Element box annotations ::

--- start ---

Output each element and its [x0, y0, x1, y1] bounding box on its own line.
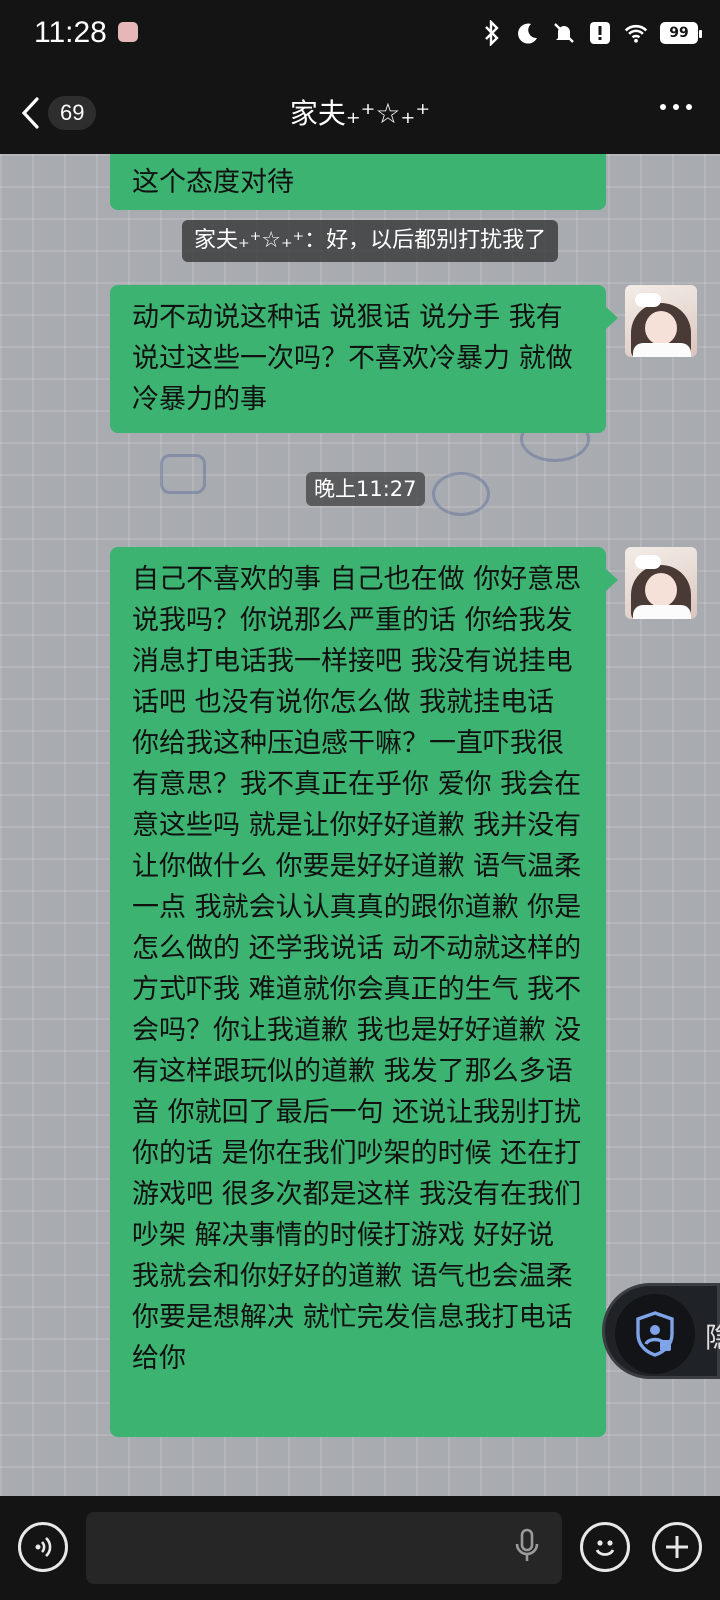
wallpaper-doodle [160, 454, 206, 494]
voice-icon [35, 1537, 52, 1557]
message-text: 动不动说这种话 说狠话 说分手 我有说过这些一次吗？不喜欢冷暴力 就做冷暴力的事 [132, 302, 573, 415]
user-avatar[interactable] [625, 285, 697, 357]
outgoing-message-bubble[interactable]: 这个态度对待 [110, 154, 606, 210]
more-options-button[interactable] [660, 104, 692, 110]
status-bar: 11:28 99 [0, 0, 720, 72]
message-text: 自己不喜欢的事 自己也在做 你好意思说我吗？你说那么严重的话 你给我发消息打电话… [132, 564, 582, 1374]
outgoing-message-bubble[interactable]: 动不动说这种话 说狠话 说分手 我有说过这些一次吗？不喜欢冷暴力 就做冷暴力的事 [110, 285, 618, 433]
avatar-body [633, 343, 691, 357]
plus-icon [666, 1536, 688, 1558]
shield-icon [615, 1294, 695, 1374]
chat-message-list[interactable]: 这个态度对待 家夫₊⁺☆₊⁺：好，以后都别打扰我了 动不动说这种话 说狠话 说分… [0, 154, 720, 1496]
bluetooth-icon [480, 20, 504, 46]
system-notice: 家夫₊⁺☆₊⁺：好，以后都别打扰我了 [182, 220, 559, 262]
smiley-icon [595, 1540, 615, 1556]
user-avatar[interactable] [625, 547, 697, 619]
avatar-bow [635, 293, 661, 307]
system-notice-text: 家夫₊⁺☆₊⁺：好，以后都别打扰我了 [194, 228, 547, 253]
chat-title: 家夫₊⁺☆₊⁺ [289, 97, 431, 130]
alert-icon [588, 20, 612, 46]
avatar-face [645, 311, 677, 345]
emoji-button[interactable] [580, 1522, 630, 1572]
wifi-icon [624, 20, 648, 46]
status-icons: 99 [480, 20, 702, 46]
dot-icon [660, 104, 666, 110]
voice-mode-button[interactable] [18, 1522, 68, 1572]
dot-icon [673, 104, 679, 110]
battery-icon: 99 [660, 22, 702, 44]
avatar-body [633, 605, 691, 619]
bell-muted-icon [552, 20, 576, 46]
outgoing-message-bubble[interactable]: 自己不喜欢的事 自己也在做 你好意思说我吗？你说那么严重的话 你给我发消息打电话… [110, 547, 618, 1437]
input-bar [0, 1496, 720, 1600]
timestamp-label: 晚上11:27 [306, 472, 425, 506]
message-text: 这个态度对待 [132, 167, 294, 198]
wallpaper-doodle [432, 472, 490, 516]
microphone-icon[interactable] [514, 1528, 540, 1568]
notification-app-icon [118, 22, 138, 42]
avatar-bow [635, 555, 661, 569]
dot-icon [686, 104, 692, 110]
chat-header: 69 家夫₊⁺☆₊⁺ [0, 72, 720, 154]
privacy-shield-button[interactable]: 隐 [602, 1283, 720, 1379]
avatar-face [645, 573, 677, 607]
status-time: 11:28 [34, 16, 107, 49]
message-input[interactable] [86, 1512, 562, 1584]
timestamp-text: 晚上11:27 [314, 477, 417, 501]
moon-icon [516, 20, 540, 46]
add-attachment-button[interactable] [652, 1522, 702, 1572]
privacy-label: 隐 [705, 1321, 720, 1354]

--- end ---

Lay out the lines from the one with "wallpaper-doodle [160, 454, 206, 494]" through the one with "avatar-bow [635, 293, 661, 307]", both included, as a Markdown table with the columns Row and Entry. Put a row number under Row and each line under Entry, and leave out any blank lines.

| Row | Entry |
|---|---|
| 1 | wallpaper-doodle [160, 454, 206, 494] |
| 2 | voice-icon [35, 1537, 52, 1557] |
| 3 | message-text: 动不动说这种话 说狠话 说分手 我有说过这些一次吗？不喜欢冷暴力 就做冷暴力的事 [132, 302, 573, 415] |
| 4 | user-avatar[interactable] [625, 285, 697, 357] |
| 5 | outgoing-message-bubble[interactable]: 这个态度对待 [110, 154, 606, 210] |
| 6 | more-options-button[interactable] [660, 104, 692, 110] |
| 7 | status-bar: 11:28 99 [0, 0, 720, 72] |
| 8 | message-text: 自己不喜欢的事 自己也在做 你好意思说我吗？你说那么严重的话 你给我发消息打电话… [132, 564, 582, 1374] |
| 9 | outgoing-message-bubble[interactable]: 动不动说这种话 说狠话 说分手 我有说过这些一次吗？不喜欢冷暴力 就做冷暴力的事 [110, 285, 618, 433] |
| 10 | avatar-body [633, 343, 691, 357] |
| 11 | plus-icon [666, 1536, 688, 1558] |
| 12 | shield-icon [615, 1294, 695, 1374] |
| 13 | chat-message-list[interactable]: 这个态度对待 家夫₊⁺☆₊⁺：好，以后都别打扰我了 动不动说这种话 说狠话 说分… [0, 154, 720, 1496] |
| 14 | bluetooth-icon [480, 20, 504, 46] |
| 15 | system-notice: 家夫₊⁺☆₊⁺：好，以后都别打扰我了 [182, 220, 559, 262] |
| 16 | smiley-icon [595, 1540, 615, 1556] |
| 17 | user-avatar[interactable] [625, 547, 697, 619] |
| 18 | avatar-bow [635, 293, 661, 307] |